**Instructions to follow**
Below is a listing; copy all of it exactly.

**Entries**
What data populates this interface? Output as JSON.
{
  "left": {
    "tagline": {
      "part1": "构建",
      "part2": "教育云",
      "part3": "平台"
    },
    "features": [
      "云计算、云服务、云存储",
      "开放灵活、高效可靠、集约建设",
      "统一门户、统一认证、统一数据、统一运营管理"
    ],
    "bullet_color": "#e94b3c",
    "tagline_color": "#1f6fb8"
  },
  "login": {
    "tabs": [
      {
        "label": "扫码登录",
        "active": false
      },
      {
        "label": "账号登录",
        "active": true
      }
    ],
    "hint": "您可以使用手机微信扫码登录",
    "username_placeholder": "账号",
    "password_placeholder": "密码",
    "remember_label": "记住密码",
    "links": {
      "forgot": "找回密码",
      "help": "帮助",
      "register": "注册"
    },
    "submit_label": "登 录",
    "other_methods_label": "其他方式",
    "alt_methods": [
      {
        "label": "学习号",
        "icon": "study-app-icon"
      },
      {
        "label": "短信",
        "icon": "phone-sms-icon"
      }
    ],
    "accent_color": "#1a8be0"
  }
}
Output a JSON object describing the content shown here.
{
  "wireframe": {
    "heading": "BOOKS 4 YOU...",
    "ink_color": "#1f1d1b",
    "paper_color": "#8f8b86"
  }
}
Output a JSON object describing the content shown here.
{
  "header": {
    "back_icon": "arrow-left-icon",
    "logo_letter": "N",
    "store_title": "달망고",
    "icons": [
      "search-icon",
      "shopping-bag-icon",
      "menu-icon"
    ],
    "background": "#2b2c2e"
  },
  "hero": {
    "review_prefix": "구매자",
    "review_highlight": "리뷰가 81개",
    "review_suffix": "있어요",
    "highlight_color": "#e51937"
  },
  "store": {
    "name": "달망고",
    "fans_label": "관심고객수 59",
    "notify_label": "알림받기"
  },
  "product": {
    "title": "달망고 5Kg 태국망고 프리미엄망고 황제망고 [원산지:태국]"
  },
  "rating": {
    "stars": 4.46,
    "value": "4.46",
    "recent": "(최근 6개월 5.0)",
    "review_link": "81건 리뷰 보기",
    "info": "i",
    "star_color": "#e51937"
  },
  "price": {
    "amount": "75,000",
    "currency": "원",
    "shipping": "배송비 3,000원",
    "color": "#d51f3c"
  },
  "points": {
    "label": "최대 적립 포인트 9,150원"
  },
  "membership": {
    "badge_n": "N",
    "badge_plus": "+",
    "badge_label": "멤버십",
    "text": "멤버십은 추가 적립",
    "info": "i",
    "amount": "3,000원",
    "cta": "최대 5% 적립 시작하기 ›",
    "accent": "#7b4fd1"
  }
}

**Exercise response**
What data populates this interface? Output as JSON.
{
  "left": {
    "tagline": {
      "part1": "构建",
      "part2": "教育云",
      "part3": "平台"
    },
    "features": [
      "云计算、云服务、云存储",
      "开放灵活、高效可靠、集约建设",
      "统一门户、统一认证、统一数据、统一运营管理"
    ],
    "bullet_color": "#e94b3c",
    "tagline_color": "#1f6fb8"
  },
  "login": {
    "tabs": [
      {
        "label": "扫码登录",
        "active": false
      },
      {
        "label": "账号登录",
        "active": true
      }
    ],
    "hint": "您可以使用手机微信扫码登录",
    "username_placeholder": "账号",
    "password_placeholder": "密码",
    "remember_label": "记住密码",
    "links": {
      "forgot": "找回密码",
      "help": "帮助",
      "register": "注册"
    },
    "submit_label": "登 录",
    "other_methods_label": "其他方式",
    "alt_methods": [
      {
        "label": "学习号",
        "icon": "study-app-icon"
      },
      {
        "label": "短信",
        "icon": "phone-sms-icon"
      }
    ],
    "accent_color": "#1a8be0"
  }
}
Output a JSON object describing the content shown here.
{
  "wireframe": {
    "heading": "BOOKS 4 YOU...",
    "ink_color": "#1f1d1b",
    "paper_color": "#8f8b86"
  }
}
Output a JSON object describing the content shown here.
{
  "header": {
    "back_icon": "arrow-left-icon",
    "logo_letter": "N",
    "store_title": "달망고",
    "icons": [
      "search-icon",
      "shopping-bag-icon",
      "menu-icon"
    ],
    "background": "#2b2c2e"
  },
  "hero": {
    "review_prefix": "구매자",
    "review_highlight": "리뷰가 81개",
    "review_suffix": "있어요",
    "highlight_color": "#e51937"
  },
  "store": {
    "name": "달망고",
    "fans_label": "관심고객수 59",
    "notify_label": "알림받기"
  },
  "product": {
    "title": "달망고 5Kg 태국망고 프리미엄망고 황제망고 [원산지:태국]"
  },
  "rating": {
    "stars": 4.46,
    "value": "4.46",
    "recent": "(최근 6개월 5.0)",
    "review_link": "81건 리뷰 보기",
    "info": "i",
    "star_color": "#e51937"
  },
  "price": {
    "amount": "75,000",
    "currency": "원",
    "shipping": "배송비 3,000원",
    "color": "#d51f3c"
  },
  "points": {
    "label": "최대 적립 포인트 9,150원"
  },
  "membership": {
    "badge_n": "N",
    "badge_plus": "+",
    "badge_label": "멤버십",
    "text": "멤버십은 추가 적립",
    "info": "i",
    "amount": "3,000원",
    "cta": "최대 5% 적립 시작하기 ›",
    "accent": "#7b4fd1"
  }
}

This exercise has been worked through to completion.